> **INFORMATION SHOWN**:
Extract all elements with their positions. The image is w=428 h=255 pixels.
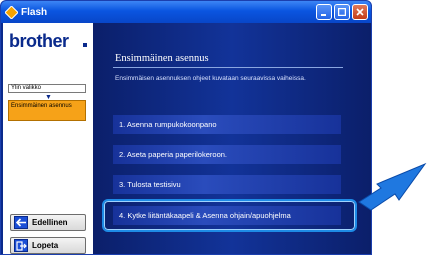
back-arrow-icon [14,216,28,229]
quit-button-label: Lopeta [32,241,59,250]
title-divider [113,67,343,68]
minimize-icon [321,14,326,16]
sidebar: brother Ylin valikko ▼ Ensimmäinen asenn… [3,23,93,254]
previous-button-label: Edellinen [32,218,68,227]
maximize-button[interactable] [334,4,350,20]
exit-icon [14,239,28,252]
pointer-arrow-icon [358,162,427,211]
quit-button[interactable]: Lopeta [10,237,86,254]
title-bar: Flash [1,1,371,23]
minimize-button[interactable] [316,4,332,20]
nav-item-top-menu[interactable]: Ylin valikko [8,84,86,93]
step-2-button[interactable]: 2. Aseta paperia paperilokeroon. [113,145,341,164]
close-icon [356,8,364,16]
previous-button[interactable]: Edellinen [10,214,86,231]
nav-item-first-install[interactable]: Ensimmäinen asennus [8,100,86,121]
window-title: Flash [21,6,48,18]
close-button[interactable] [352,4,368,20]
brother-logo: brother [9,31,69,51]
logo-dot [83,43,87,47]
flash-icon [4,4,19,20]
step-4-highlight-frame [102,199,357,232]
step-3-button[interactable]: 3. Tulosta testisivu [113,175,341,194]
step-1-button[interactable]: 1. Asenna rumpukokoonpano [113,115,341,134]
page-subtitle: Ensimmäisen asennuksen ohjeet kuvataan s… [115,75,306,82]
maximize-icon [338,8,346,16]
page-title: Ensimmäinen asennus [115,53,209,64]
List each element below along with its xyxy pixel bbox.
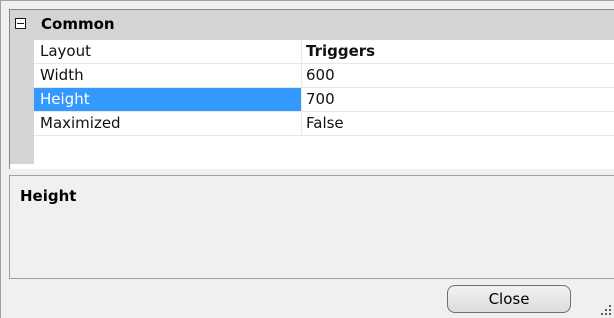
category-label: Common	[41, 15, 115, 33]
property-value[interactable]: 700	[303, 88, 614, 111]
property-row-height[interactable]: Height 700	[34, 88, 614, 112]
dialog-window: Common Layout Triggers Width 600 Height …	[0, 0, 614, 318]
description-title: Height	[20, 187, 77, 205]
resize-grip-icon[interactable]	[599, 301, 613, 315]
property-value[interactable]: 600	[303, 64, 614, 87]
property-name: Width	[34, 64, 302, 87]
close-button[interactable]: Close	[447, 285, 571, 313]
property-name: Layout	[34, 40, 302, 63]
property-name: Maximized	[34, 112, 302, 135]
grid-margin-strip	[10, 40, 34, 169]
property-value[interactable]: False	[303, 112, 614, 135]
property-grid: Common Layout Triggers Width 600 Height …	[9, 9, 614, 169]
property-row-maximized[interactable]: Maximized False	[34, 112, 614, 136]
category-row-common[interactable]: Common	[10, 10, 614, 40]
description-pane: Height	[9, 175, 614, 279]
property-value[interactable]: Triggers	[303, 40, 614, 63]
property-name: Height	[34, 88, 302, 111]
property-row-layout[interactable]: Layout Triggers	[34, 40, 614, 64]
collapse-box-icon[interactable]	[15, 18, 26, 29]
property-row-width[interactable]: Width 600	[34, 64, 614, 88]
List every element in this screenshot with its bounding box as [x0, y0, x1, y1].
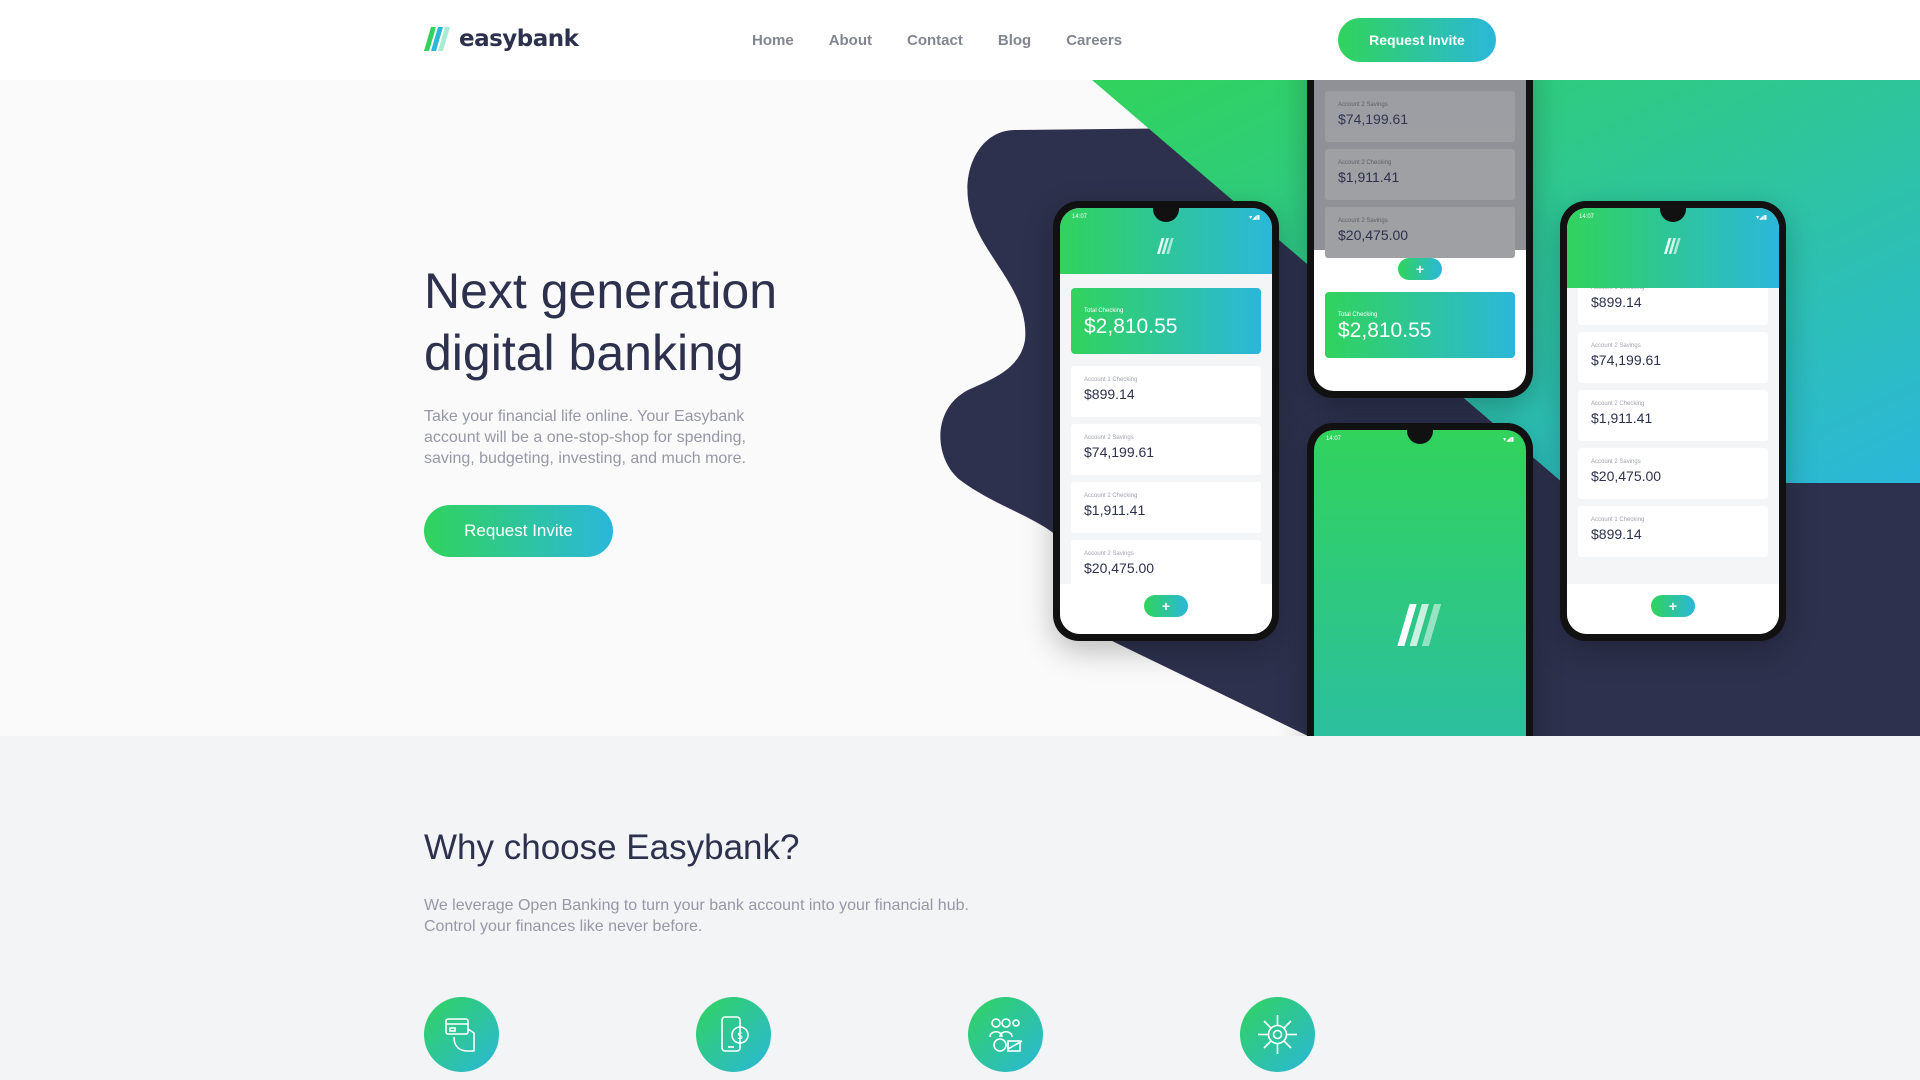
account-value: $1,911.41: [1338, 169, 1400, 185]
phone-mockup-splash: 14:07 ▾◢▮: [1307, 423, 1533, 736]
why-description: We leverage Open Banking to turn your ba…: [424, 895, 1024, 937]
total-checking-card: Total Checking $2,810.55: [1071, 288, 1261, 354]
account-label: Account 1 Checking: [1084, 377, 1138, 383]
app-logo-icon: [1157, 238, 1174, 254]
phone-mockup-right: 14:07 ▾◢▮ Account 1 Checking $899.14 Acco…: [1560, 201, 1786, 641]
site-header: easybank Home About Contact Blog Careers…: [0, 0, 1920, 80]
why-section: Why choose Easybank? We leverage Open Ba…: [0, 736, 1920, 1080]
status-time: 14:07: [1579, 214, 1595, 220]
phone-screen: 14:07 ▾◢▮ Total Checking $2,810.55 Accou…: [1060, 208, 1272, 634]
account-label: Account 2 Checking: [1084, 493, 1138, 499]
hero-title: Next generation digital banking: [424, 260, 884, 384]
account-card: Account 2 Checking $1,911.41: [1325, 149, 1515, 200]
phone-mockup-top: Account 2 Savings $74,199.61 Account 2 Ch…: [1307, 80, 1533, 398]
account-label: Account 2 Savings: [1338, 102, 1388, 108]
why-title: Why choose Easybank?: [424, 828, 800, 867]
phone-notch: [1153, 208, 1179, 222]
hero-request-invite-button[interactable]: Request Invite: [424, 505, 613, 557]
status-icons: ▾◢▮: [1756, 215, 1767, 221]
nav-blog[interactable]: Blog: [998, 32, 1031, 49]
phone-screen: Account 2 Savings $74,199.61 Account 2 Ch…: [1314, 80, 1526, 391]
account-label: Account 2 Savings: [1084, 551, 1134, 557]
account-list-dimmed: Account 2 Savings $74,199.61 Account 2 Ch…: [1314, 80, 1526, 258]
add-icon: +: [1398, 258, 1442, 280]
phone-notch: [1407, 430, 1433, 444]
svg-text:$: $: [737, 1031, 743, 1042]
account-label: Account 2 Savings: [1338, 218, 1388, 224]
account-card: Account 2 Savings $74,199.61: [1071, 424, 1261, 475]
account-label: Account 2 Savings: [1084, 435, 1134, 441]
status-icons: ▾◢▮: [1503, 437, 1514, 443]
onboarding-icon: [968, 997, 1043, 1072]
account-label: Account 2 Savings: [1591, 343, 1641, 349]
hero-section: Next generation digital banking Take you…: [0, 80, 1920, 736]
phone-notch: [1660, 208, 1686, 222]
account-value: $20,475.00: [1084, 560, 1155, 576]
splash-logo-icon: [1397, 604, 1442, 646]
account-value: $1,911.41: [1591, 410, 1653, 426]
nav-contact[interactable]: Contact: [907, 32, 963, 49]
account-value: $899.14: [1084, 386, 1135, 402]
total-value: $2,810.55: [1084, 315, 1178, 338]
total-value: $2,810.55: [1338, 319, 1432, 342]
total-checking-card: Total Checking $2,810.55: [1325, 292, 1515, 358]
account-label: Account 2 Checking: [1338, 160, 1392, 166]
account-card: Account 2 Savings $20,475.00: [1578, 448, 1768, 499]
add-icon: +: [1651, 595, 1695, 617]
account-value: $899.14: [1591, 294, 1642, 310]
phone-mockup-left: 14:07 ▾◢▮ Total Checking $2,810.55 Accou…: [1053, 201, 1279, 641]
nav-careers[interactable]: Careers: [1066, 32, 1122, 49]
account-card: Account 1 Checking $899.14: [1578, 506, 1768, 557]
status-time: 14:07: [1326, 436, 1342, 442]
total-label: Total Checking: [1338, 312, 1378, 318]
main-nav: Home About Contact Blog Careers: [752, 32, 1157, 49]
nav-about[interactable]: About: [829, 32, 872, 49]
account-value: $74,199.61: [1338, 111, 1409, 127]
account-card: Account 2 Checking $1,911.41: [1071, 482, 1261, 533]
budgeting-icon: $: [696, 997, 771, 1072]
app-logo-icon: [1664, 238, 1681, 254]
online-banking-icon: [424, 997, 499, 1072]
account-label: Account 2 Savings: [1591, 459, 1641, 465]
add-icon: +: [1144, 595, 1188, 617]
total-label: Total Checking: [1084, 308, 1124, 314]
phone-footer: +: [1567, 584, 1779, 634]
hero-description: Take your financial life online. Your Ea…: [424, 408, 746, 467]
hero-title-line2: digital banking: [424, 325, 744, 381]
logo-text: easybank: [459, 26, 579, 52]
open-api-icon: [1240, 997, 1315, 1072]
account-value: $74,199.61: [1591, 352, 1662, 368]
header-request-invite-button[interactable]: Request Invite: [1338, 18, 1496, 62]
status-time: 14:07: [1072, 214, 1088, 220]
account-card: Account 1 Checking $899.14: [1071, 366, 1261, 417]
account-value: $20,475.00: [1591, 468, 1662, 484]
account-label: Account 1 Checking: [1591, 517, 1645, 523]
why-description-line1: We leverage Open Banking to turn your ba…: [424, 897, 969, 914]
account-card: Account 2 Savings $74,199.61: [1325, 91, 1515, 142]
account-label: Account 2 Checking: [1591, 401, 1645, 407]
phone-screen: 14:07 ▾◢▮ Account 1 Checking $899.14 Acco…: [1567, 208, 1779, 634]
phone-screen: 14:07 ▾◢▮: [1314, 430, 1526, 736]
account-value: $20,475.00: [1338, 227, 1409, 243]
account-card: Account 2 Checking $1,911.41: [1578, 390, 1768, 441]
hero-title-line1: Next generation: [424, 263, 778, 319]
status-icons: ▾◢▮: [1249, 215, 1260, 221]
why-description-line2: Control your finances like never before.: [424, 918, 703, 935]
account-value: $899.14: [1591, 526, 1642, 542]
logo[interactable]: easybank: [424, 26, 579, 52]
easybank-logo-icon: [424, 27, 450, 51]
account-value: $74,199.61: [1084, 444, 1155, 460]
account-value: $1,911.41: [1084, 502, 1146, 518]
phone-footer: +: [1060, 584, 1272, 634]
nav-home[interactable]: Home: [752, 32, 794, 49]
account-card: Account 2 Savings $74,199.61: [1578, 332, 1768, 383]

> **EXERCISE DETAILS**:
Repeat the lines of the material exactly, beginning at the line that contains "back-arrow-icon [14,216,28,229]" and ending after the line that contains "step-4-highlight-frame [102,199,357,232]".

> **EXPECTED ANSWER**:
back-arrow-icon [14,216,28,229]
quit-button-label: Lopeta [32,241,59,250]
title-divider [113,67,343,68]
minimize-icon [321,14,326,16]
sidebar: brother Ylin valikko ▼ Ensimmäinen asenn… [3,23,93,254]
previous-button-label: Edellinen [32,218,68,227]
maximize-button[interactable] [334,4,350,20]
exit-icon [14,239,28,252]
pointer-arrow-icon [358,162,427,211]
quit-button[interactable]: Lopeta [10,237,86,254]
title-bar: Flash [1,1,371,23]
minimize-button[interactable] [316,4,332,20]
nav-item-top-menu[interactable]: Ylin valikko [8,84,86,93]
step-2-button[interactable]: 2. Aseta paperia paperilokeroon. [113,145,341,164]
close-icon [356,8,364,16]
previous-button[interactable]: Edellinen [10,214,86,231]
nav-item-first-install[interactable]: Ensimmäinen asennus [8,100,86,121]
window-title: Flash [21,6,48,18]
close-button[interactable] [352,4,368,20]
brother-logo: brother [9,31,69,51]
logo-dot [83,43,87,47]
flash-icon [4,4,19,20]
step-4-highlight-frame [102,199,357,232]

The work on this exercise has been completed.